Stored data entries:
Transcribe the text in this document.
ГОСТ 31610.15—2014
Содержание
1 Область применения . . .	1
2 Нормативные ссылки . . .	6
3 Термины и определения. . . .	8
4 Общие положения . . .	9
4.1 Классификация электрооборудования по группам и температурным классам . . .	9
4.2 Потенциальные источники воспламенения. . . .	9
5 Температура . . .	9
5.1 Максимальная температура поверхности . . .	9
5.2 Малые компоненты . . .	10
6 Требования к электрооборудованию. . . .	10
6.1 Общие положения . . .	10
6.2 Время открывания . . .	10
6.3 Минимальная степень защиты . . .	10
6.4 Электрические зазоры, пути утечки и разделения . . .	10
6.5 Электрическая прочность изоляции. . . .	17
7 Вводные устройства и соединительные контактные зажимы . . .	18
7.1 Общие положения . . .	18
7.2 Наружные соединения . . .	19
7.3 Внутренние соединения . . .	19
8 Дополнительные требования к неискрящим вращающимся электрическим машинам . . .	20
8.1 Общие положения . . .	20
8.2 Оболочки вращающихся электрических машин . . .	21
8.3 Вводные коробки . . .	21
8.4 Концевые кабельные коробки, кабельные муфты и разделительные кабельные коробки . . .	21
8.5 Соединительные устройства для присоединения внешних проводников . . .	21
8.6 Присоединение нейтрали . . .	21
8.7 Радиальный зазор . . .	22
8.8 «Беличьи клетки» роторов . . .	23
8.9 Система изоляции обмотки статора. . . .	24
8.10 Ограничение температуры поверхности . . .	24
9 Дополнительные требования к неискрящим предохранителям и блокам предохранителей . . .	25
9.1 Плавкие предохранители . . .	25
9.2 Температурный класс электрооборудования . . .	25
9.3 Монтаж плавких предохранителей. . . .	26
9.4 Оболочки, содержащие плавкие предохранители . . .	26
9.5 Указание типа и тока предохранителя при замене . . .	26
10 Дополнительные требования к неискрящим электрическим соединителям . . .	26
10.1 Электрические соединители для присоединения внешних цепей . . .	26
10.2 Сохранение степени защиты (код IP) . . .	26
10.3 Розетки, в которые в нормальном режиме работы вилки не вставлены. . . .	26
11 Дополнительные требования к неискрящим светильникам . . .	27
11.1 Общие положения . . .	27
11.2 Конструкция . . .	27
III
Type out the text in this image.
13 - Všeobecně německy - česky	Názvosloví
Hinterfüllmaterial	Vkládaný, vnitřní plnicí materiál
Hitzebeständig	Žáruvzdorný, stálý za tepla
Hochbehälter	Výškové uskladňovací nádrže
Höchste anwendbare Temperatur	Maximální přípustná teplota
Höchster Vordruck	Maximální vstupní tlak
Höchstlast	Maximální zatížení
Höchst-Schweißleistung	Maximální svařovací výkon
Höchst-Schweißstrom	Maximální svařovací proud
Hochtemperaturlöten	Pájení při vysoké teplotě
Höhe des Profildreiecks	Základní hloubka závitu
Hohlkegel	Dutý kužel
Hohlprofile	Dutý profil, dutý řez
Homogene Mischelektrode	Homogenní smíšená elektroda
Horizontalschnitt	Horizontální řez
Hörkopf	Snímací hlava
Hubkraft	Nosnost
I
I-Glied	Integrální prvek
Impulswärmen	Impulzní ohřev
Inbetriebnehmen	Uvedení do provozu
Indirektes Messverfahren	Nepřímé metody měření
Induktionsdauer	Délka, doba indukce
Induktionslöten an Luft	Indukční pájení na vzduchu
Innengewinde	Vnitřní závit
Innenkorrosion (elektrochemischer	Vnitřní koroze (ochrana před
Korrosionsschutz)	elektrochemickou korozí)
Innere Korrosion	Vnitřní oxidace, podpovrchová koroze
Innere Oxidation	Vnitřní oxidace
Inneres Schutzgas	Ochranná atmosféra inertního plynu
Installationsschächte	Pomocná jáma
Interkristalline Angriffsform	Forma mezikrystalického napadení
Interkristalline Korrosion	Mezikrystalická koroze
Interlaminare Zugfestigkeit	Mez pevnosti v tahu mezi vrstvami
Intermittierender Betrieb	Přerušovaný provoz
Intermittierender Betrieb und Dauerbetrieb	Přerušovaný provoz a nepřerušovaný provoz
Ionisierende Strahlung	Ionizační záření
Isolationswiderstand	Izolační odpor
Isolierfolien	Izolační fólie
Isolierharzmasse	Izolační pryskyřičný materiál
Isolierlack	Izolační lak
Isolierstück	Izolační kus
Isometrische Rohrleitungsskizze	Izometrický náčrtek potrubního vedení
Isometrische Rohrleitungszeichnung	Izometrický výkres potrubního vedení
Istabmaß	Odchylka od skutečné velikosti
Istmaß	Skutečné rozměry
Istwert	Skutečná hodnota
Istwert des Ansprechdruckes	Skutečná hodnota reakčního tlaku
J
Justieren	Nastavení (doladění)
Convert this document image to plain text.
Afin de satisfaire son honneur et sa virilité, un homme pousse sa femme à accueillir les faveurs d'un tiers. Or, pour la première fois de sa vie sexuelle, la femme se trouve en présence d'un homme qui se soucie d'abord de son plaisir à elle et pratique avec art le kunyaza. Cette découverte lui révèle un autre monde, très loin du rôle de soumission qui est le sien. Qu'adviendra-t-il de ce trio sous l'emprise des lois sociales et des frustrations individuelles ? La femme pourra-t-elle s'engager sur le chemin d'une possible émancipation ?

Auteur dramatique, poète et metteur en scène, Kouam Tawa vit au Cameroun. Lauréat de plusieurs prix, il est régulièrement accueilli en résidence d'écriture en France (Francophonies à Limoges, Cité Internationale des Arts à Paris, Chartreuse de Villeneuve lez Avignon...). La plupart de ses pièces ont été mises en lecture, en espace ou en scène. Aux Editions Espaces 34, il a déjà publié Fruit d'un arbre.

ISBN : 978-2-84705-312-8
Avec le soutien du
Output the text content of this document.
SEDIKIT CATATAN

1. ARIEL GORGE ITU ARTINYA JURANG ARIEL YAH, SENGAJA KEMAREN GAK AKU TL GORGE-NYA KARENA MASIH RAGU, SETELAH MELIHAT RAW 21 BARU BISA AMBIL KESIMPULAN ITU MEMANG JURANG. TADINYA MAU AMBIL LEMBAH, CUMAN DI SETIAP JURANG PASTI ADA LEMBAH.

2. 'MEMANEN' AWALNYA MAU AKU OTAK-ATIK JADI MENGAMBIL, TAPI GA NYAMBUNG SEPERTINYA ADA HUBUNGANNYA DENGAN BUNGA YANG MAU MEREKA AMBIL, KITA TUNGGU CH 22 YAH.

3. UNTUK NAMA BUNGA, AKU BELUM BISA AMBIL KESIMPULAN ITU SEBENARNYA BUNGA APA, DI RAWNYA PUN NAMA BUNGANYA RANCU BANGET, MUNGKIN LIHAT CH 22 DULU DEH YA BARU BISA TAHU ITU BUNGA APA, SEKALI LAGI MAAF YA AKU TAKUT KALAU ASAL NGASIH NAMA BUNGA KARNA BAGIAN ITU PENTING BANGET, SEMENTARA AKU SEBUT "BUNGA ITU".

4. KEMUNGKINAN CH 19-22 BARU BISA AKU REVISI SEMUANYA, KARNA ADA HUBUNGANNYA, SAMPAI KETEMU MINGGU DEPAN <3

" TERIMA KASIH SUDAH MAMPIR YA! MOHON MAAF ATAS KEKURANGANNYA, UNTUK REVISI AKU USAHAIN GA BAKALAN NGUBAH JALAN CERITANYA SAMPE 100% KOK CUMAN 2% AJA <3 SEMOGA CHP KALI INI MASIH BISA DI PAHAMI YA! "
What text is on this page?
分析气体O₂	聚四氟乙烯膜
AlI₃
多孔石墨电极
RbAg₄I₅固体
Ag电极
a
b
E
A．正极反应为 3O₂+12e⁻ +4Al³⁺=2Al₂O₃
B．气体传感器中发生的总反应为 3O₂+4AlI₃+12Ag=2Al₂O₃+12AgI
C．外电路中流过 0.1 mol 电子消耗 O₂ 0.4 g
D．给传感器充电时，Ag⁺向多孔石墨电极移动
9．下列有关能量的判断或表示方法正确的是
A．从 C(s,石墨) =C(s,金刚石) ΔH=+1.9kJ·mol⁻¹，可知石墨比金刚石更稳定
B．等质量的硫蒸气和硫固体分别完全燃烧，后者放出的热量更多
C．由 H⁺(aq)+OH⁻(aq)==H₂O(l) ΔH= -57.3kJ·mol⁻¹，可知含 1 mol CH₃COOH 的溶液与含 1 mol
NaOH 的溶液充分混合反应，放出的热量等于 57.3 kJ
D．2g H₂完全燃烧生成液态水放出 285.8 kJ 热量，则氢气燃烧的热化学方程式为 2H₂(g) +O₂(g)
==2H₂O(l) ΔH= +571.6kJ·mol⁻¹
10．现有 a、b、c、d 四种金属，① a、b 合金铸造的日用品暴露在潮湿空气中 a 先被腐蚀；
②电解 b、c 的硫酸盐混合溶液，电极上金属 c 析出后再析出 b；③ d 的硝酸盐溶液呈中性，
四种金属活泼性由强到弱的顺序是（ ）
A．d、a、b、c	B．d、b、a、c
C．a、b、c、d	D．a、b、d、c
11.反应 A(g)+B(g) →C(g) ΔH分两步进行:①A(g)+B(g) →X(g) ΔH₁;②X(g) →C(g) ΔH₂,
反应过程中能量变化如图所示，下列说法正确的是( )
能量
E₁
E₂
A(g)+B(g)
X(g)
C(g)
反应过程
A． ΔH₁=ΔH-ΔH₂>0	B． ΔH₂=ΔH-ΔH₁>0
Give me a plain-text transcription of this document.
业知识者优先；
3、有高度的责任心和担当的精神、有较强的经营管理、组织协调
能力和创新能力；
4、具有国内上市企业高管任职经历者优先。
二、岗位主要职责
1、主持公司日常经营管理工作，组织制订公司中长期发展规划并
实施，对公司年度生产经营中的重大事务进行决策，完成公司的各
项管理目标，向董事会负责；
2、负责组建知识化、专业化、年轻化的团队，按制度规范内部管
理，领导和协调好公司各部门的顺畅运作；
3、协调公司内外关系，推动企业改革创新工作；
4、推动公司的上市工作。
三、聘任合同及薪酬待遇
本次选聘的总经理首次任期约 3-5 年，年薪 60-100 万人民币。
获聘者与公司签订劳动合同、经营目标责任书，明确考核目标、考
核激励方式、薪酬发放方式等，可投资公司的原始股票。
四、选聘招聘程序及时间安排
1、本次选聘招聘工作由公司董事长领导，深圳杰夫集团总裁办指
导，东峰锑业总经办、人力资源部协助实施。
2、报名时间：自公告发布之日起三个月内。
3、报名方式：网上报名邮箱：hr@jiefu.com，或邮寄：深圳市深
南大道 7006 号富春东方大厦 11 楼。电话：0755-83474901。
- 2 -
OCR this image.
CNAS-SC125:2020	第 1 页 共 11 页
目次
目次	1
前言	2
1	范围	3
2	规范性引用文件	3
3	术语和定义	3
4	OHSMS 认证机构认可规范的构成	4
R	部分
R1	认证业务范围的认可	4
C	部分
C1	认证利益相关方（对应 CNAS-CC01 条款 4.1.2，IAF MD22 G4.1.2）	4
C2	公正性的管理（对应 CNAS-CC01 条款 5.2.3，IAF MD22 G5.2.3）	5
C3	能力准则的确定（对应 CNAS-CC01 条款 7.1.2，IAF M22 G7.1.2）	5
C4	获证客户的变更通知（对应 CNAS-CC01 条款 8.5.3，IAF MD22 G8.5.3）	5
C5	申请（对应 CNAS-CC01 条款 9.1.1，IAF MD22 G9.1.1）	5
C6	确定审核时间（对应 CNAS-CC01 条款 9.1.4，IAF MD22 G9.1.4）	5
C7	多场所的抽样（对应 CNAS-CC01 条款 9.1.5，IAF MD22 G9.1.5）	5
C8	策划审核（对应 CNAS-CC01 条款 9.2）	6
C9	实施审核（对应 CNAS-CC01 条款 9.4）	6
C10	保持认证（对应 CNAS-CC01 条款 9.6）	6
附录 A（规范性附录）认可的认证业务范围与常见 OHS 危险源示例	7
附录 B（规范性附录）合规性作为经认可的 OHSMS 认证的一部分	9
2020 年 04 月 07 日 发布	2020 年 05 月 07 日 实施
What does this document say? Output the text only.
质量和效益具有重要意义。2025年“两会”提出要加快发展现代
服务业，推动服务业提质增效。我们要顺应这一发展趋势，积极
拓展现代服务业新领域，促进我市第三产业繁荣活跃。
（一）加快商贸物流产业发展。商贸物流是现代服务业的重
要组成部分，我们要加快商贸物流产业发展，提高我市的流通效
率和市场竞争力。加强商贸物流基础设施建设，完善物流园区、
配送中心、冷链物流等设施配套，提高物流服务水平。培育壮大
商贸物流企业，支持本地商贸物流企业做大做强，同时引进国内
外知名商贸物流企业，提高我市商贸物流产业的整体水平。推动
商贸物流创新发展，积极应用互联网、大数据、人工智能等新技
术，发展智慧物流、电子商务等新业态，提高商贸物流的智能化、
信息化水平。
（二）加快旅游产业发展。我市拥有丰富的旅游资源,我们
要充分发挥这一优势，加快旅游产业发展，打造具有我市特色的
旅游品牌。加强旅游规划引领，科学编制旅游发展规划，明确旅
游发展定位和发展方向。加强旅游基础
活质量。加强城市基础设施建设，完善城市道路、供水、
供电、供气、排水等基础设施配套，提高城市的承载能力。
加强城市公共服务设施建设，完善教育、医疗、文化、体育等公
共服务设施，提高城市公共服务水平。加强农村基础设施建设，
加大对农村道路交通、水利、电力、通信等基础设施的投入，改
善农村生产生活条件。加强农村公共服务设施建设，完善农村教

**Task:**
How many lines in the records hold the string "oxidace"? Reply with the number alone.

**Output:**
2